*** Opening of Passage for review ***
Low Back Pain: Current Surgical Approaches - PubMed (original) (raw)
Review
Low Back Pain: Current Surgical Approaches
Santosh Baliga et al. Asian Spine J. 2015 Aug.
Abstract
Low back pain (LBP) is a worldwide phenomenon. The UK studies place LBP as the largest single cause of absence from work; up to 80% of the population will experience LBP at least once in their lifetime. Most individuals do not seek medical care and are not disabled by their pain once it is managed by nonoperative measures. However, around 10% of patients go on to develop chronic pain. This review outlines the basics of the traditional approach to spinal surgery for chronic LBP secondary to osteoarthritis of the lumbar spine as well as explains the novel concepts and terminology of back pain surgery. Traditionally, the stepwise approach to surgery starts with local anaesthetic and steroid injection followed by spinal fusion. Fusion aims to alleviate pain by preventing movement between affected spinal segments; this commonly involves open surgery, which requires large soft tissue dissection and there is a possibility of blood loss and prolonged recovery time. Established minimally invasive spine surgery techniques (MISS) aim to reduce all of these complications and they include laparoscopic anterior lumbar interbody fusion and MISS posterior instrumentation with pedicle screws and rods. Newer MISS techniques include extreme lateral interbody fusion and axial interbody fusion. The main problem of fusion is the disruption of the biomechanics of the rest of the spine; leading to adjacent level disease. Theoretically, this can be prevented by performing motion-preserving surgeries such as total disc replacement, facet arthroplasty, and non fusion stabilisation. We outline the basic concepts of the procedures mentioned above as well as explore some of the novel surgical therapies available for chronic LBP.
*** Close of Passage for review ***
Task to carry out. Could you set down the part of the text about low back pain surgery between "Low Back Pain: Current Surgical Approaches - PubMed" and "J. 2015 Aug.", inclusive? Rely solely on the text about low back pain surgery.
*** Opening of Data provided ***
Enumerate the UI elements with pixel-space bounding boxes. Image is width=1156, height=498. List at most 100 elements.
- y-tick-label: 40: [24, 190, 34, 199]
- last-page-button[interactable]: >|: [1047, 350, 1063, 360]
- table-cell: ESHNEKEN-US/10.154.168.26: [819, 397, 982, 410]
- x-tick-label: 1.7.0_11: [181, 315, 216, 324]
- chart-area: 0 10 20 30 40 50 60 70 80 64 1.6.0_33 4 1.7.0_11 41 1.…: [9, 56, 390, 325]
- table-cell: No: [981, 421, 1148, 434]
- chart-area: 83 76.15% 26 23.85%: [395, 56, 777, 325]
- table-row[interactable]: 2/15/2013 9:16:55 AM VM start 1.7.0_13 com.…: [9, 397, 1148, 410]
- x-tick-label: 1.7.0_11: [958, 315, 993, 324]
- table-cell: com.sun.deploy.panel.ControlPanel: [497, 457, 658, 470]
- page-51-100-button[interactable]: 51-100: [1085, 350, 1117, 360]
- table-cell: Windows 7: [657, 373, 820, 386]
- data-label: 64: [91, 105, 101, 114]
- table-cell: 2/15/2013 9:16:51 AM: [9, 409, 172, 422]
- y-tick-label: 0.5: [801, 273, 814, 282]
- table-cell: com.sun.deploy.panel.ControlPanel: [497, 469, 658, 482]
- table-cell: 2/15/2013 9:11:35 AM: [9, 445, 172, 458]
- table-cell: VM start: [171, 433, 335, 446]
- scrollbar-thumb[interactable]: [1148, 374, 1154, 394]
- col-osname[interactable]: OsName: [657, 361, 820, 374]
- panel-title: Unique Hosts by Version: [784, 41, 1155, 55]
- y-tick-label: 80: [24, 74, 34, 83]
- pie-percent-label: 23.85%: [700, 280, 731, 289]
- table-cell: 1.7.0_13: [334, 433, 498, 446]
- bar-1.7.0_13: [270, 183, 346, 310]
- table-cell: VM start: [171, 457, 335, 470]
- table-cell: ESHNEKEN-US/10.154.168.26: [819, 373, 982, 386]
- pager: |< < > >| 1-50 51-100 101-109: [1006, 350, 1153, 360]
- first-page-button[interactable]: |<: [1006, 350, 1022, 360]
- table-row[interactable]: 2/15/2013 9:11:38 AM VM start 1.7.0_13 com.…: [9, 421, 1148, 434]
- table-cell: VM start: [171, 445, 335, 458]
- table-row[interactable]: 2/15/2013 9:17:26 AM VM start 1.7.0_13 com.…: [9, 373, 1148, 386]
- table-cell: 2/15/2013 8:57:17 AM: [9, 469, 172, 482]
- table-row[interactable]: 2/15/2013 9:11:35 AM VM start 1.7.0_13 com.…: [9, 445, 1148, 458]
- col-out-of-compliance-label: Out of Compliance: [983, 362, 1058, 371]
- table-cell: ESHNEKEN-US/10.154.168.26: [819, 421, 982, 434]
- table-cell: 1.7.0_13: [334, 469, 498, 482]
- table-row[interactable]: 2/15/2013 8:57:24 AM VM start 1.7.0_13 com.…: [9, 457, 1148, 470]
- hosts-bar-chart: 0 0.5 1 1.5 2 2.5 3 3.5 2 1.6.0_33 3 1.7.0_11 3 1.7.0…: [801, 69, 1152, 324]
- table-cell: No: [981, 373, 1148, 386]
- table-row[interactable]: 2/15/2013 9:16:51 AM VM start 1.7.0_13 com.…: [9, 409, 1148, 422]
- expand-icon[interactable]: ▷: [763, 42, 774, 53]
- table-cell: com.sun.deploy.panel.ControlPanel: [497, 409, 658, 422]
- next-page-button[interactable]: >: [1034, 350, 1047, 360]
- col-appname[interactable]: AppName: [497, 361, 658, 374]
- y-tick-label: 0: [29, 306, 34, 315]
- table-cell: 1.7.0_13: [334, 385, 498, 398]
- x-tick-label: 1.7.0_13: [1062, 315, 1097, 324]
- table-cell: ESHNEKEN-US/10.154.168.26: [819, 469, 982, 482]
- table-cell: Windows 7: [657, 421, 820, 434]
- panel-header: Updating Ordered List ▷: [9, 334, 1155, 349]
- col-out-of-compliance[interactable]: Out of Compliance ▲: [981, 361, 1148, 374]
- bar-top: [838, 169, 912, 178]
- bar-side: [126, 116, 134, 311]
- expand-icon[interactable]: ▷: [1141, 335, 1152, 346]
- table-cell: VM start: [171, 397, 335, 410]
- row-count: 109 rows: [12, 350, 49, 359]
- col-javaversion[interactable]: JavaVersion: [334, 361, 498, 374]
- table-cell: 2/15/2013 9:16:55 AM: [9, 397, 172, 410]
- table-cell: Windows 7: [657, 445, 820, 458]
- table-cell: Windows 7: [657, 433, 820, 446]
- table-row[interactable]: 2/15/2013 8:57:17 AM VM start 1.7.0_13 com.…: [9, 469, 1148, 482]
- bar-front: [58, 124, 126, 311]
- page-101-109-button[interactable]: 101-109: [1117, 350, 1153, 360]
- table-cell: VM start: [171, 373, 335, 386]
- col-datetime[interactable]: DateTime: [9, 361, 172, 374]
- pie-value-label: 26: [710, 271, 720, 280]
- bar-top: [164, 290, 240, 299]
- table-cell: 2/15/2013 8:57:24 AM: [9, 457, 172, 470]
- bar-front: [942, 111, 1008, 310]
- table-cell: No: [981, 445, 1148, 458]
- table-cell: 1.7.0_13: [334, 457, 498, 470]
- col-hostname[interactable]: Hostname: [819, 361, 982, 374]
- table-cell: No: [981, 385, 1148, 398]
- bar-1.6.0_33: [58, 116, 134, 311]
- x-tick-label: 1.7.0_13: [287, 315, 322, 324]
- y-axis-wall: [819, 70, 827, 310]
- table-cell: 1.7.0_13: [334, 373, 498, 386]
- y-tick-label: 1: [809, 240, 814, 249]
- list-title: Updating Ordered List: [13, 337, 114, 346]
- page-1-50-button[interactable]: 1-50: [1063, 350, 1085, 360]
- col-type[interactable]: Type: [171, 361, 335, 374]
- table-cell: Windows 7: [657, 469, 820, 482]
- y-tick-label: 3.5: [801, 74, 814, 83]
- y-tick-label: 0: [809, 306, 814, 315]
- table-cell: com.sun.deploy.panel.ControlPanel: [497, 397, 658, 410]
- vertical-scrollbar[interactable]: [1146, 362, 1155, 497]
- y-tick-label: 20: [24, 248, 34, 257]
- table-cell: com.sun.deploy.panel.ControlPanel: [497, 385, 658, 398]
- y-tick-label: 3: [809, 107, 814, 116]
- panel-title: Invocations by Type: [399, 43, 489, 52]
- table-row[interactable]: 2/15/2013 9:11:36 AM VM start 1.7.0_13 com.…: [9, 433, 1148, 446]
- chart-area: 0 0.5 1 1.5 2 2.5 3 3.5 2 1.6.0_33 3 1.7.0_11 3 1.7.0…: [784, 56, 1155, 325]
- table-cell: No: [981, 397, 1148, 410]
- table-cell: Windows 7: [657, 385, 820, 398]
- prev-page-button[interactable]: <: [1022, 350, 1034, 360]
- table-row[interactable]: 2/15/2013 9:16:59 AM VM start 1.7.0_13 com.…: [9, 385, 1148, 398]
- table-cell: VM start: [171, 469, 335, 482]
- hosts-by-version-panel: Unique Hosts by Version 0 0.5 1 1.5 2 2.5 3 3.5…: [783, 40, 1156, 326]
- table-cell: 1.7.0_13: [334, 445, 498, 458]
*** Close of Data provided ***
Solution for this exercise.
Low Back Pain: Current Surgical Approaches - PubMed (original) (raw)
Review
Low Back Pain: Current Surgical Approaches
Santosh Baliga et al. Asian Spine J. 2015 Aug.